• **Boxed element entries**
= = = = = = =
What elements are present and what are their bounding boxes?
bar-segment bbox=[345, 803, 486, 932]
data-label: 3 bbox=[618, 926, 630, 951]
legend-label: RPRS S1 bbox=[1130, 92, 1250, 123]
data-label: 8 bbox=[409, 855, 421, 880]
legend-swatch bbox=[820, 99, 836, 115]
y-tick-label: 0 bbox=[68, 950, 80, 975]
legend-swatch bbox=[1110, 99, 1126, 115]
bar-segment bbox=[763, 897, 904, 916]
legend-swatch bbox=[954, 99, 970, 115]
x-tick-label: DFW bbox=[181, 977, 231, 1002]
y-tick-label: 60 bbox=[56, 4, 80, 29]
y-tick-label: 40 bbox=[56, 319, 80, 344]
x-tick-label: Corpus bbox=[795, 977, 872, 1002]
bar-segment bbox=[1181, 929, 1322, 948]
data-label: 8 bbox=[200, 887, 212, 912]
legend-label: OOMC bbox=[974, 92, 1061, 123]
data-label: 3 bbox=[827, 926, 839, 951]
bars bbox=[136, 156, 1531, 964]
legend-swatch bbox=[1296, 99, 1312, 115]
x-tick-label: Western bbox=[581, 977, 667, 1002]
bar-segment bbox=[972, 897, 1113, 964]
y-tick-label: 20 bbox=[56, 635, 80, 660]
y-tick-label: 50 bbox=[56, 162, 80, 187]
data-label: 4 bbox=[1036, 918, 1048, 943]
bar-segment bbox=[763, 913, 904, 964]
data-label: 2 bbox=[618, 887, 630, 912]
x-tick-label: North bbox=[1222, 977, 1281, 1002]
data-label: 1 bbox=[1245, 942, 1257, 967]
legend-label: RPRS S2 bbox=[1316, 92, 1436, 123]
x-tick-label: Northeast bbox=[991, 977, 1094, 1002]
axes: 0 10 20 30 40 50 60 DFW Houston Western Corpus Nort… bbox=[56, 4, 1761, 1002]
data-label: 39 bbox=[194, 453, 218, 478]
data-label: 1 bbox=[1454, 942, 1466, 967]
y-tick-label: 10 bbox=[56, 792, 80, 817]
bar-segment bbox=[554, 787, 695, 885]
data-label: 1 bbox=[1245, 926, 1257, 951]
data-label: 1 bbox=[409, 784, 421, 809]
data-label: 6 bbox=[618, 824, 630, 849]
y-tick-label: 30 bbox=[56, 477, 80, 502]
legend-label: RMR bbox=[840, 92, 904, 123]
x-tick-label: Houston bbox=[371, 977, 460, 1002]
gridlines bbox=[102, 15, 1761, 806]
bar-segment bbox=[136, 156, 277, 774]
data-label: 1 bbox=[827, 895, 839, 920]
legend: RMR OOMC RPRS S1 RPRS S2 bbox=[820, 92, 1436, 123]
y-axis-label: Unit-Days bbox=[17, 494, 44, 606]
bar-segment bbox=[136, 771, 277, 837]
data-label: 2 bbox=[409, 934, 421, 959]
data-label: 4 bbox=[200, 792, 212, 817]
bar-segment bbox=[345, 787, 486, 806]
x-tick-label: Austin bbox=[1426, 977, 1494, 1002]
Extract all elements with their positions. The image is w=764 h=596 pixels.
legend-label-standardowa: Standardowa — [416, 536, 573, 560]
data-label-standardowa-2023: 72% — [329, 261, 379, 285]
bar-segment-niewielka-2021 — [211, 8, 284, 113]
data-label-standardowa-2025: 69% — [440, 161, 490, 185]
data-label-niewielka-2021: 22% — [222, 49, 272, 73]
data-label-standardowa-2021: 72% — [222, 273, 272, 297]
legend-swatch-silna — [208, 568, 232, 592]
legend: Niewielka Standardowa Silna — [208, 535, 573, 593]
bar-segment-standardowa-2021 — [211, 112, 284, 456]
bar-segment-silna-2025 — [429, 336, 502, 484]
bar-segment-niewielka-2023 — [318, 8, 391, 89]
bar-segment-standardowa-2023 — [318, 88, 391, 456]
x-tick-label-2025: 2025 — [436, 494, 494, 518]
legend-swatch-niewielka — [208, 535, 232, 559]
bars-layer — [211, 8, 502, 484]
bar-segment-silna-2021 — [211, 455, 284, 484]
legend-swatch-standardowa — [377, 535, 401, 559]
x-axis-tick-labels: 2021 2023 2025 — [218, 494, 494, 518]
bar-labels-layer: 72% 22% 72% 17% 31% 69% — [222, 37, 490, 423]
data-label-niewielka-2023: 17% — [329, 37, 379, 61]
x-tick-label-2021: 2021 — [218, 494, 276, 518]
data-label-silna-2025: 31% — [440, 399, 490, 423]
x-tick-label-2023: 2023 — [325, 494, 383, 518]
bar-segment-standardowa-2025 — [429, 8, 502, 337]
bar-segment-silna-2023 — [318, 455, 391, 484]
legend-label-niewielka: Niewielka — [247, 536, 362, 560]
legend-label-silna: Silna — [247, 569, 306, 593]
= = = = = = =
• **STATED PROBLEM**
Write out every line of the data above, keeping each one unchanged and in the same order.

• **SOLUTION TO THIS PROBLEM**
What elements are present and what are their bounding boxes?
bar-segment bbox=[345, 803, 486, 932]
data-label: 3 bbox=[618, 926, 630, 951]
legend-label: RPRS S1 bbox=[1130, 92, 1250, 123]
data-label: 8 bbox=[409, 855, 421, 880]
legend-swatch bbox=[820, 99, 836, 115]
y-tick-label: 0 bbox=[68, 950, 80, 975]
legend-swatch bbox=[1110, 99, 1126, 115]
bar-segment bbox=[763, 897, 904, 916]
legend-swatch bbox=[954, 99, 970, 115]
x-tick-label: DFW bbox=[181, 977, 231, 1002]
y-tick-label: 60 bbox=[56, 4, 80, 29]
y-tick-label: 40 bbox=[56, 319, 80, 344]
x-tick-label: Corpus bbox=[795, 977, 872, 1002]
bar-segment bbox=[1181, 929, 1322, 948]
data-label: 8 bbox=[200, 887, 212, 912]
legend-label: OOMC bbox=[974, 92, 1061, 123]
data-label: 3 bbox=[827, 926, 839, 951]
bars bbox=[136, 156, 1531, 964]
legend-swatch bbox=[1296, 99, 1312, 115]
x-tick-label: Western bbox=[581, 977, 667, 1002]
bar-segment bbox=[972, 897, 1113, 964]
y-tick-label: 20 bbox=[56, 635, 80, 660]
y-tick-label: 50 bbox=[56, 162, 80, 187]
data-label: 4 bbox=[1036, 918, 1048, 943]
bar-segment bbox=[763, 913, 904, 964]
data-label: 2 bbox=[618, 887, 630, 912]
x-tick-label: North bbox=[1222, 977, 1281, 1002]
data-label: 1 bbox=[1245, 942, 1257, 967]
legend-label: RPRS S2 bbox=[1316, 92, 1436, 123]
x-tick-label: Northeast bbox=[991, 977, 1094, 1002]
axes: 0 10 20 30 40 50 60 DFW Houston Western Corpus Nort… bbox=[56, 4, 1761, 1002]
data-label: 39 bbox=[194, 453, 218, 478]
data-label: 1 bbox=[1454, 942, 1466, 967]
y-tick-label: 10 bbox=[56, 792, 80, 817]
bar-segment bbox=[554, 787, 695, 885]
data-label: 1 bbox=[1245, 926, 1257, 951]
data-label: 1 bbox=[409, 784, 421, 809]
data-label: 6 bbox=[618, 824, 630, 849]
y-tick-label: 30 bbox=[56, 477, 80, 502]
legend-label: RMR bbox=[840, 92, 904, 123]
x-tick-label: Houston bbox=[371, 977, 460, 1002]
gridlines bbox=[102, 15, 1761, 806]
bar-segment bbox=[136, 156, 277, 774]
data-label: 1 bbox=[827, 895, 839, 920]
legend: RMR OOMC RPRS S1 RPRS S2 bbox=[820, 92, 1436, 123]
y-axis-label: Unit-Days bbox=[17, 494, 44, 606]
bar-segment bbox=[136, 771, 277, 837]
data-label: 2 bbox=[409, 934, 421, 959]
data-label: 4 bbox=[200, 792, 212, 817]
bar-segment bbox=[345, 787, 486, 806]
x-tick-label: Austin bbox=[1426, 977, 1494, 1002]
Extract all elements with their positions. The image is w=764 h=596 pixels.
legend-label-standardowa: Standardowa — [416, 536, 573, 560]
data-label-standardowa-2023: 72% — [329, 261, 379, 285]
bar-segment-niewielka-2021 — [211, 8, 284, 113]
data-label-standardowa-2025: 69% — [440, 161, 490, 185]
data-label-niewielka-2021: 22% — [222, 49, 272, 73]
data-label-standardowa-2021: 72% — [222, 273, 272, 297]
legend-swatch-silna — [208, 568, 232, 592]
legend: Niewielka Standardowa Silna — [208, 535, 573, 593]
bar-segment-standardowa-2021 — [211, 112, 284, 456]
bar-segment-silna-2025 — [429, 336, 502, 484]
bar-segment-niewielka-2023 — [318, 8, 391, 89]
bar-segment-standardowa-2023 — [318, 88, 391, 456]
x-tick-label-2025: 2025 — [436, 494, 494, 518]
legend-swatch-niewielka — [208, 535, 232, 559]
bars-layer — [211, 8, 502, 484]
bar-segment-silna-2021 — [211, 455, 284, 484]
legend-swatch-standardowa — [377, 535, 401, 559]
x-axis-tick-labels: 2021 2023 2025 — [218, 494, 494, 518]
bar-labels-layer: 72% 22% 72% 17% 31% 69% — [222, 37, 490, 423]
data-label-niewielka-2023: 17% — [329, 37, 379, 61]
x-tick-label-2021: 2021 — [218, 494, 276, 518]
data-label-silna-2025: 31% — [440, 399, 490, 423]
x-tick-label-2023: 2023 — [325, 494, 383, 518]
bar-segment-standardowa-2025 — [429, 8, 502, 337]
bar-segment-silna-2023 — [318, 455, 391, 484]
legend-label-niewielka: Niewielka — [247, 536, 362, 560]
legend-label-silna: Silna — [247, 569, 306, 593]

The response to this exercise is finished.